* start DATA *

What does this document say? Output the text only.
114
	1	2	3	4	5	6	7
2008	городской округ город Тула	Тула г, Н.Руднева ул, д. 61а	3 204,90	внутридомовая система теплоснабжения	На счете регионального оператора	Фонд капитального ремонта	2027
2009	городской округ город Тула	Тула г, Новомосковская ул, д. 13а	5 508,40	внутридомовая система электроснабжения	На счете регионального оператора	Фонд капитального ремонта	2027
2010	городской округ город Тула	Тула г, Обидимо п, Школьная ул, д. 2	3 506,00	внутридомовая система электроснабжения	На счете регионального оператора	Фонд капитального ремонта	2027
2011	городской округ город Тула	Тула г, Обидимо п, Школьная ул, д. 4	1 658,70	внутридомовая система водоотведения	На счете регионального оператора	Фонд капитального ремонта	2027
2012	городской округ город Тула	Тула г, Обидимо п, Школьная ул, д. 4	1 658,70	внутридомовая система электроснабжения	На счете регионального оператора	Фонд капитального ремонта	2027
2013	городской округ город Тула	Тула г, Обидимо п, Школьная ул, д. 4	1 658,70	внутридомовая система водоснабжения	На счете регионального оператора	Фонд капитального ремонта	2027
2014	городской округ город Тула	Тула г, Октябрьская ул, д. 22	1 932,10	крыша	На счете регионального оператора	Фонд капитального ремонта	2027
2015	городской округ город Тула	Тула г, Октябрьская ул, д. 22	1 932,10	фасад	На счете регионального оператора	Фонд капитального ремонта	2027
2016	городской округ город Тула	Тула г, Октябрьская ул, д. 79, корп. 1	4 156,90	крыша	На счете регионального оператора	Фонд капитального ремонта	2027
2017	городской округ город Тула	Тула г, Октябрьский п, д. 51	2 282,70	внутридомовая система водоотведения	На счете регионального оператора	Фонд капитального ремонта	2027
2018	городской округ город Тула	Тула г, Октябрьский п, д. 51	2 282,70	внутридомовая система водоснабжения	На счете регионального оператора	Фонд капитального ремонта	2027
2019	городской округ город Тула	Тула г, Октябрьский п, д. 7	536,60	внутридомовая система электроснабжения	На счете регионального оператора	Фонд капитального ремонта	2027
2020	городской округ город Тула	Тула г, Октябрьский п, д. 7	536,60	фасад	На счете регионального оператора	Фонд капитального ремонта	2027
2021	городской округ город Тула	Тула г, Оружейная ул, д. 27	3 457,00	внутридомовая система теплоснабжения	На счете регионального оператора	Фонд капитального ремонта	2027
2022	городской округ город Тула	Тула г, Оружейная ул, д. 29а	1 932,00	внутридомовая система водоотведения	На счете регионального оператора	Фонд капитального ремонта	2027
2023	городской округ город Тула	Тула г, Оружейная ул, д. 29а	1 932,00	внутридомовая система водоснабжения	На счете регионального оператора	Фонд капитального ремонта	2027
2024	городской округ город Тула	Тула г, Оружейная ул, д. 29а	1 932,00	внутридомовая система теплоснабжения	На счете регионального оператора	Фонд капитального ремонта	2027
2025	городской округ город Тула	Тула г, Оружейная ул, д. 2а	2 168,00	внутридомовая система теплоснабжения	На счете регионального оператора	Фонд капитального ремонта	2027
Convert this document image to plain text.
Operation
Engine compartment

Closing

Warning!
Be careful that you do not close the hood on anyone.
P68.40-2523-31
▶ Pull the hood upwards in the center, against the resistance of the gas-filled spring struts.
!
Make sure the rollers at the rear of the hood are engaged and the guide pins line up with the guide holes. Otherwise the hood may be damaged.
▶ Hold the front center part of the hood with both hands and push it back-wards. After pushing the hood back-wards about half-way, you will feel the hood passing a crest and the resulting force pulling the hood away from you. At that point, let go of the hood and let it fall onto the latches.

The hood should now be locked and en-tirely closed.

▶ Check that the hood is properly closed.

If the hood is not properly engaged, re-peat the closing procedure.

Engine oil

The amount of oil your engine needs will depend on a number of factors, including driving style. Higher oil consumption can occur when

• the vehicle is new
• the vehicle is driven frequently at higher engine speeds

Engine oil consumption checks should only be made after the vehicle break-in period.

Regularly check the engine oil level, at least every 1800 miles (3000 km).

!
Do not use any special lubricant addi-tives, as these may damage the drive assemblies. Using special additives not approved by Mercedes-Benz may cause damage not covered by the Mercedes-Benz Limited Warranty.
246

* end DATA *

The whole listing above needs to be written out again exactly.

What does this document say? Output the text only.
114
	1	2	3	4	5	6	7
2008	городской округ город Тула	Тула г, Н.Руднева ул, д. 61а	3 204,90	внутридомовая система теплоснабжения	На счете регионального оператора	Фонд капитального ремонта	2027
2009	городской округ город Тула	Тула г, Новомосковская ул, д. 13а	5 508,40	внутридомовая система электроснабжения	На счете регионального оператора	Фонд капитального ремонта	2027
2010	городской округ город Тула	Тула г, Обидимо п, Школьная ул, д. 2	3 506,00	внутридомовая система электроснабжения	На счете регионального оператора	Фонд капитального ремонта	2027
2011	городской округ город Тула	Тула г, Обидимо п, Школьная ул, д. 4	1 658,70	внутридомовая система водоотведения	На счете регионального оператора	Фонд капитального ремонта	2027
2012	городской округ город Тула	Тула г, Обидимо п, Школьная ул, д. 4	1 658,70	внутридомовая система электроснабжения	На счете регионального оператора	Фонд капитального ремонта	2027
2013	городской округ город Тула	Тула г, Обидимо п, Школьная ул, д. 4	1 658,70	внутридомовая система водоснабжения	На счете регионального оператора	Фонд капитального ремонта	2027
2014	городской округ город Тула	Тула г, Октябрьская ул, д. 22	1 932,10	крыша	На счете регионального оператора	Фонд капитального ремонта	2027
2015	городской округ город Тула	Тула г, Октябрьская ул, д. 22	1 932,10	фасад	На счете регионального оператора	Фонд капитального ремонта	2027
2016	городской округ город Тула	Тула г, Октябрьская ул, д. 79, корп. 1	4 156,90	крыша	На счете регионального оператора	Фонд капитального ремонта	2027
2017	городской округ город Тула	Тула г, Октябрьский п, д. 51	2 282,70	внутридомовая система водоотведения	На счете регионального оператора	Фонд капитального ремонта	2027
2018	городской округ город Тула	Тула г, Октябрьский п, д. 51	2 282,70	внутридомовая система водоснабжения	На счете регионального оператора	Фонд капитального ремонта	2027
2019	городской округ город Тула	Тула г, Октябрьский п, д. 7	536,60	внутридомовая система электроснабжения	На счете регионального оператора	Фонд капитального ремонта	2027
2020	городской округ город Тула	Тула г, Октябрьский п, д. 7	536,60	фасад	На счете регионального оператора	Фонд капитального ремонта	2027
2021	городской округ город Тула	Тула г, Оружейная ул, д. 27	3 457,00	внутридомовая система теплоснабжения	На счете регионального оператора	Фонд капитального ремонта	2027
2022	городской округ город Тула	Тула г, Оружейная ул, д. 29а	1 932,00	внутридомовая система водоотведения	На счете регионального оператора	Фонд капитального ремонта	2027
2023	городской округ город Тула	Тула г, Оружейная ул, д. 29а	1 932,00	внутридомовая система водоснабжения	На счете регионального оператора	Фонд капитального ремонта	2027
2024	городской округ город Тула	Тула г, Оружейная ул, д. 29а	1 932,00	внутридомовая система теплоснабжения	На счете регионального оператора	Фонд капитального ремонта	2027
2025	городской округ город Тула	Тула г, Оружейная ул, д. 2а	2 168,00	внутридомовая система теплоснабжения	На счете регионального оператора	Фонд капитального ремонта	2027
Convert this document image to plain text.
Operation
Engine compartment

Closing

Warning!
Be careful that you do not close the hood on anyone.
P68.40-2523-31
▶ Pull the hood upwards in the center, against the resistance of the gas-filled spring struts.
!
Make sure the rollers at the rear of the hood are engaged and the guide pins line up with the guide holes. Otherwise the hood may be damaged.
▶ Hold the front center part of the hood with both hands and push it back-wards. After pushing the hood back-wards about half-way, you will feel the hood passing a crest and the resulting force pulling the hood away from you. At that point, let go of the hood and let it fall onto the latches.

The hood should now be locked and en-tirely closed.

▶ Check that the hood is properly closed.

If the hood is not properly engaged, re-peat the closing procedure.

Engine oil

The amount of oil your engine needs will depend on a number of factors, including driving style. Higher oil consumption can occur when

• the vehicle is new
• the vehicle is driven frequently at higher engine speeds

Engine oil consumption checks should only be made after the vehicle break-in period.

Regularly check the engine oil level, at least every 1800 miles (3000 km).

!
Do not use any special lubricant addi-tives, as these may damage the drive assemblies. Using special additives not approved by Mercedes-Benz may cause damage not covered by the Mercedes-Benz Limited Warranty.
246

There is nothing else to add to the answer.